## BEGIN DATA SECTION

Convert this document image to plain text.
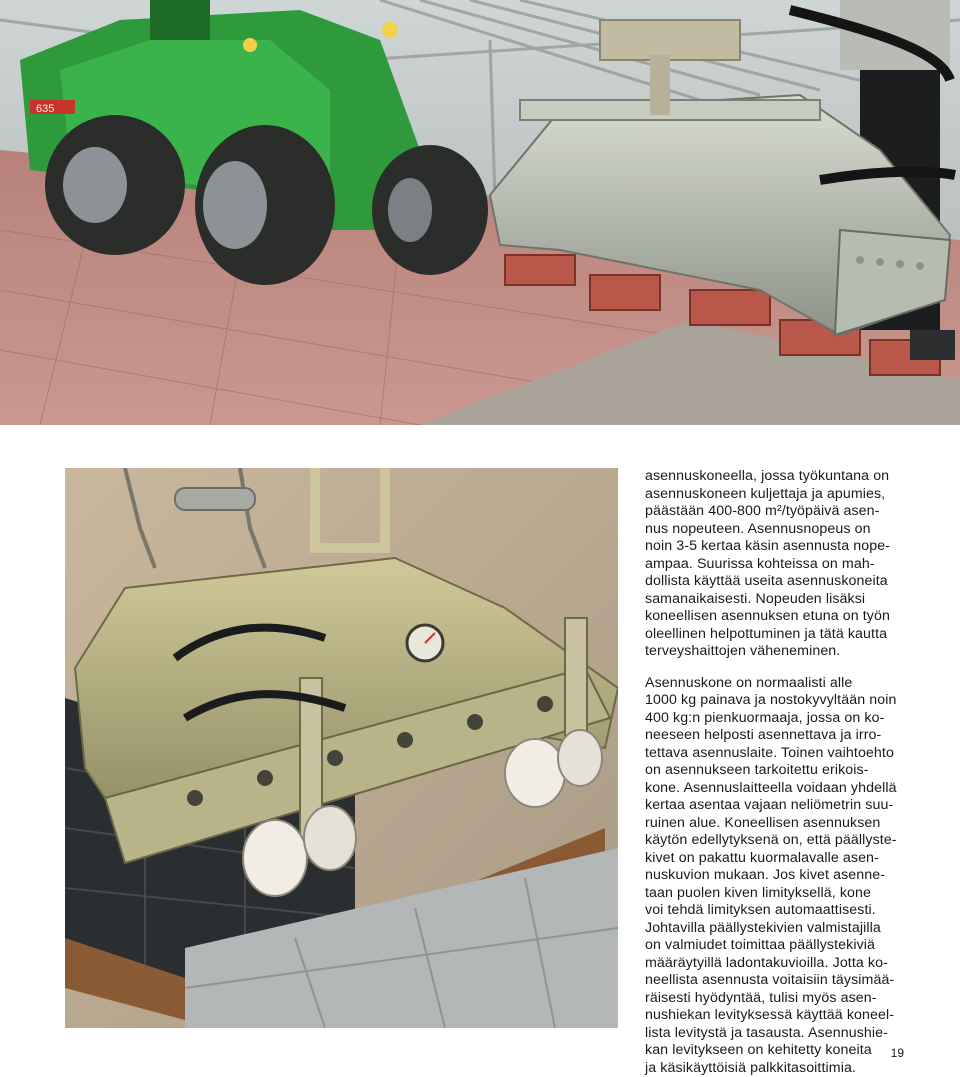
635

asennuskoneella, jossa työkuntana on
asennuskoneen kuljettaja ja apumies,
päästään 400-800 m²/työpäivä asen-
nus nopeuteen. Asennusnopeus on
noin 3-5 kertaa käsin asennusta nope-
ampaa. Suurissa kohteissa on mah-
dollista käyttää useita asennuskoneita
samanaikaisesti. Nopeuden lisäksi
koneellisen asennuksen etuna on työn
oleellinen helpottuminen ja tätä kautta
terveyshaittojen väheneminen.

Asennuskone on normaalisti alle
1000 kg painava ja nostokyvyltään noin
400 kg:n pienkuormaaja, jossa on ko-
neeseen helposti asennettava ja irro-
tettava asennuslaite. Toinen vaihtoehto
on asennukseen tarkoitettu erikois-
kone. Asennuslaitteella voidaan yhdellä
kertaa asentaa vajaan neliömetrin suu-
ruinen alue. Koneellisen asennuksen
käytön edellytyksenä on, että päällyste-
kivet on pakattu kuormalavalle asen-
nuskuvion mukaan. Jos kivet asenne-
taan puolen kiven limityksellä, kone
voi tehdä limityksen automaattisesti.
Johtavilla päällystekivien valmistajilla
on valmiudet toimittaa päällystekiviä
määräytyillä ladontakuvioilla. Jotta ko-
neellista asennusta voitaisiin täysimää-
räisesti hyödyntää, tulisi myös asen-
nushiekan levityksessä käyttää koneel-
lista levitystä ja tasausta. Asennushie-
kan levitykseen on kehitetty koneita
ja käsikäyttöisiä palkkitasoittimia.

19
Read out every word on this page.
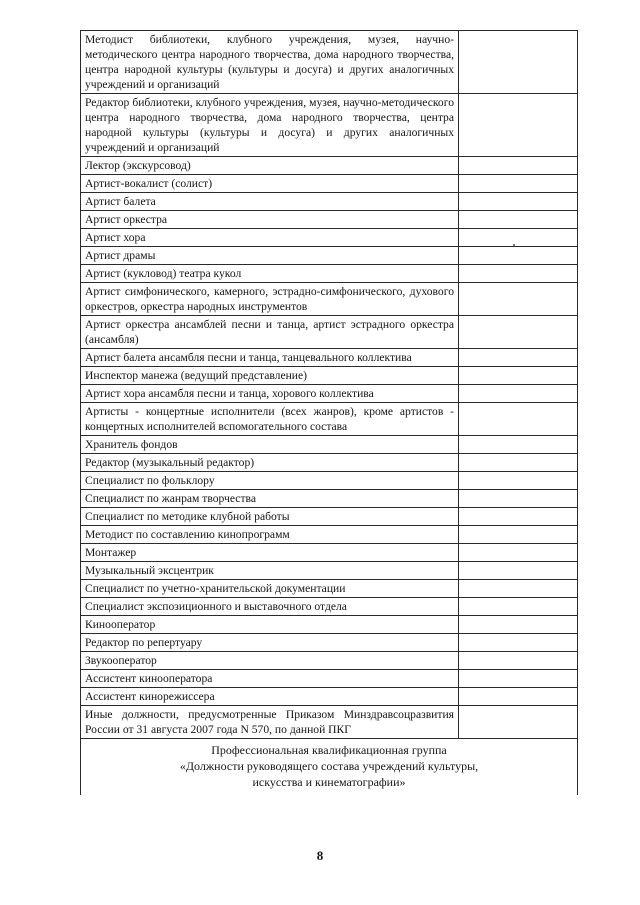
Методист библиотеки, клубного учреждения, музея, научно-методического центра народного творчества, дома народного творчества, центра народной культуры (культуры и досуга) и других аналогичных учреждений и организаций	
Редактор библиотеки, клубного учреждения, музея, научно-методического центра народного творчества, дома народного творчества, центра народной культуры (культуры и досуга) и других аналогичных учреждений и организаций	
Лектор (экскурсовод)	
Артист-вокалист (солист)	
Артист балета	
Артист оркестра	
Артист хора	
Артист драмы	
Артист (кукловод) театра кукол	
Артист симфонического, камерного, эстрадно-симфонического, духового оркестров, оркестра народных инструментов	
Артист оркестра ансамблей песни и танца, артист эстрадного оркестра (ансамбля)	
Артист балета ансамбля песни и танца, танцевального коллектива	
Инспектор манежа (ведущий представление)	
Артист хора ансамбля песни и танца, хорового коллектива	
Артисты - концертные исполнители (всех жанров), кроме артистов - концертных исполнителей вспомогательного состава	
Хранитель фондов	
Редактор (музыкальный редактор)	
Специалист по фольклору	
Специалист по жанрам творчества	
Специалист по методике клубной работы	
Методист по составлению кинопрограмм	
Монтажер	
Музыкальный эксцентрик	
Специалист по учетно-хранительской документации	
Специалист экспозиционного и выставочного отдела	
Кинооператор	
Редактор по репертуару	
Звукооператор	
Ассистент кинооператора	
Ассистент кинорежиссера	
Иные должности, предусмотренные Приказом Минздравсоцразвития России от 31 августа 2007 года N 570, по данной ПКГ	

Профессиональная квалификационная группа
«Должности руководящего состава учреждений культуры,
искусства и кинематографии»	
8
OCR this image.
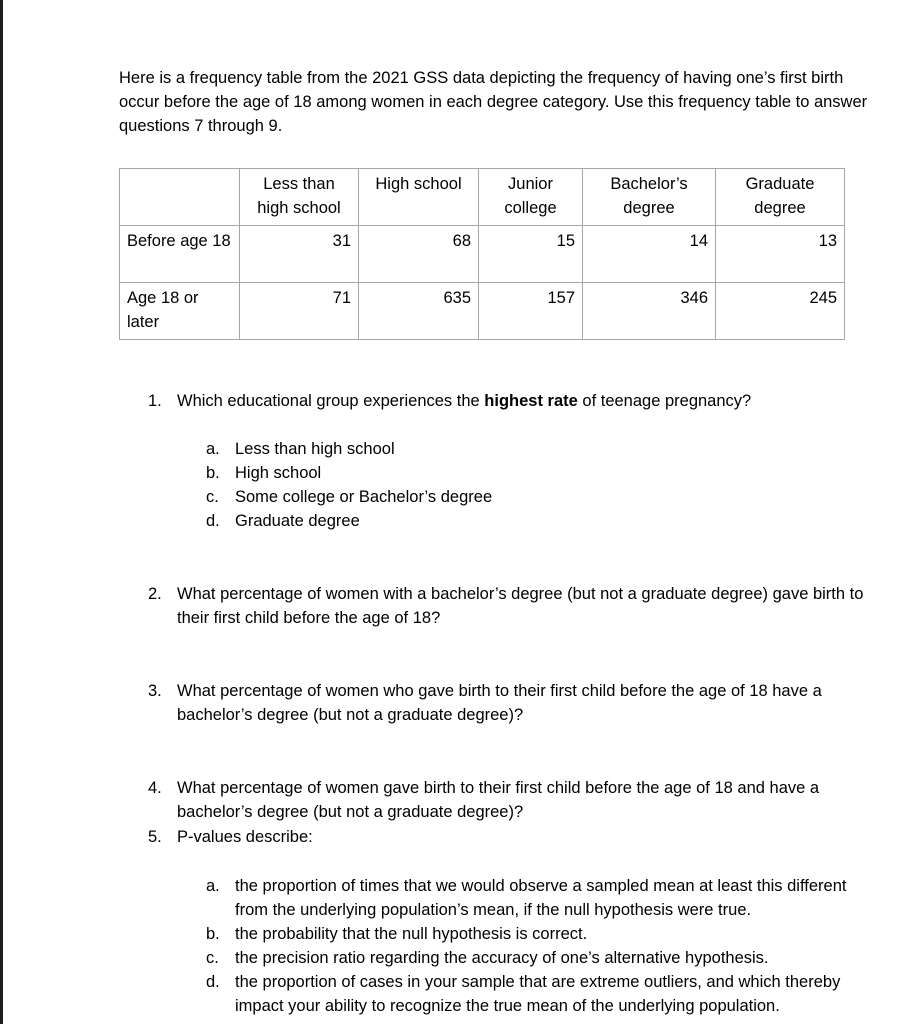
Here is a frequency table from the 2021 GSS data depicting the frequency of having one’s first birth occur before the age of 18 among women in each degree category. Use this frequency table to answer questions 7 through 9.

	Less than high school	High school	Junior college	Bachelor’s degree	Graduate degree
Before age 18	31	68	15	14	13
Age 18 or later	71	635	157	346	245
1. Which educational group experiences the highest rate of teenage pregnancy?
a. Less than high school
b. High school
c. Some college or Bachelor’s degree
d. Graduate degree
2. What percentage of women with a bachelor’s degree (but not a graduate degree) gave birth to their first child before the age of 18?
3. What percentage of women who gave birth to their first child before the age of 18 have a bachelor’s degree (but not a graduate degree)?
4. What percentage of women gave birth to their first child before the age of 18 and have a bachelor’s degree (but not a graduate degree)?
5. P-values describe:
a. the proportion of times that we would observe a sampled mean at least this different from the underlying population’s mean, if the null hypothesis were true.
b. the probability that the null hypothesis is correct.
c. the precision ratio regarding the accuracy of one’s alternative hypothesis.
d. the proportion of cases in your sample that are extreme outliers, and which thereby impact your ability to recognize the true mean of the underlying population.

## END DATA SECTION

TO BE DONE
Your copy of the data above should match it exactly, except that pictures are left out.

SOLUTION FOR THIS PROBLEM
Convert this document image to plain text.
635

asennuskoneella, jossa työkuntana on
asennuskoneen kuljettaja ja apumies,
päästään 400-800 m²/työpäivä asen-
nus nopeuteen. Asennusnopeus on
noin 3-5 kertaa käsin asennusta nope-
ampaa. Suurissa kohteissa on mah-
dollista käyttää useita asennuskoneita
samanaikaisesti. Nopeuden lisäksi
koneellisen asennuksen etuna on työn
oleellinen helpottuminen ja tätä kautta
terveyshaittojen väheneminen.

Asennuskone on normaalisti alle
1000 kg painava ja nostokyvyltään noin
400 kg:n pienkuormaaja, jossa on ko-
neeseen helposti asennettava ja irro-
tettava asennuslaite. Toinen vaihtoehto
on asennukseen tarkoitettu erikois-
kone. Asennuslaitteella voidaan yhdellä
kertaa asentaa vajaan neliömetrin suu-
ruinen alue. Koneellisen asennuksen
käytön edellytyksenä on, että päällyste-
kivet on pakattu kuormalavalle asen-
nuskuvion mukaan. Jos kivet asenne-
taan puolen kiven limityksellä, kone
voi tehdä limityksen automaattisesti.
Johtavilla päällystekivien valmistajilla
on valmiudet toimittaa päällystekiviä
määräytyillä ladontakuvioilla. Jotta ko-
neellista asennusta voitaisiin täysimää-
räisesti hyödyntää, tulisi myös asen-
nushiekan levityksessä käyttää koneel-
lista levitystä ja tasausta. Asennushie-
kan levitykseen on kehitetty koneita
ja käsikäyttöisiä palkkitasoittimia.

19
Read out every word on this page.
Методист библиотеки, клубного учреждения, музея, научно-методического центра народного творчества, дома народного творчества, центра народной культуры (культуры и досуга) и других аналогичных учреждений и организаций	
Редактор библиотеки, клубного учреждения, музея, научно-методического центра народного творчества, дома народного творчества, центра народной культуры (культуры и досуга) и других аналогичных учреждений и организаций	
Лектор (экскурсовод)	
Артист-вокалист (солист)	
Артист балета	
Артист оркестра	
Артист хора	
Артист драмы	
Артист (кукловод) театра кукол	
Артист симфонического, камерного, эстрадно-симфонического, духового оркестров, оркестра народных инструментов	
Артист оркестра ансамблей песни и танца, артист эстрадного оркестра (ансамбля)	
Артист балета ансамбля песни и танца, танцевального коллектива	
Инспектор манежа (ведущий представление)	
Артист хора ансамбля песни и танца, хорового коллектива	
Артисты - концертные исполнители (всех жанров), кроме артистов - концертных исполнителей вспомогательного состава	
Хранитель фондов	
Редактор (музыкальный редактор)	
Специалист по фольклору	
Специалист по жанрам творчества	
Специалист по методике клубной работы	
Методист по составлению кинопрограмм	
Монтажер	
Музыкальный эксцентрик	
Специалист по учетно-хранительской документации	
Специалист экспозиционного и выставочного отдела	
Кинооператор	
Редактор по репертуару	
Звукооператор	
Ассистент кинооператора	
Ассистент кинорежиссера	
Иные должности, предусмотренные Приказом Минздравсоцразвития России от 31 августа 2007 года N 570, по данной ПКГ	

Профессиональная квалификационная группа
«Должности руководящего состава учреждений культуры,
искусства и кинематографии»	
8
OCR this image.
Here is a frequency table from the 2021 GSS data depicting the frequency of having one’s first birth occur before the age of 18 among women in each degree category. Use this frequency table to answer questions 7 through 9.

	Less than high school	High school	Junior college	Bachelor’s degree	Graduate degree
Before age 18	31	68	15	14	13
Age 18 or later	71	635	157	346	245
1. Which educational group experiences the highest rate of teenage pregnancy?
a. Less than high school
b. High school
c. Some college or Bachelor’s degree
d. Graduate degree
2. What percentage of women with a bachelor’s degree (but not a graduate degree) gave birth to their first child before the age of 18?
3. What percentage of women who gave birth to their first child before the age of 18 have a bachelor’s degree (but not a graduate degree)?
4. What percentage of women gave birth to their first child before the age of 18 and have a bachelor’s degree (but not a graduate degree)?
5. P-values describe:
a. the proportion of times that we would observe a sampled mean at least this different from the underlying population’s mean, if the null hypothesis were true.
b. the probability that the null hypothesis is correct.
c. the precision ratio regarding the accuracy of one’s alternative hypothesis.
d. the proportion of cases in your sample that are extreme outliers, and which thereby impact your ability to recognize the true mean of the underlying population.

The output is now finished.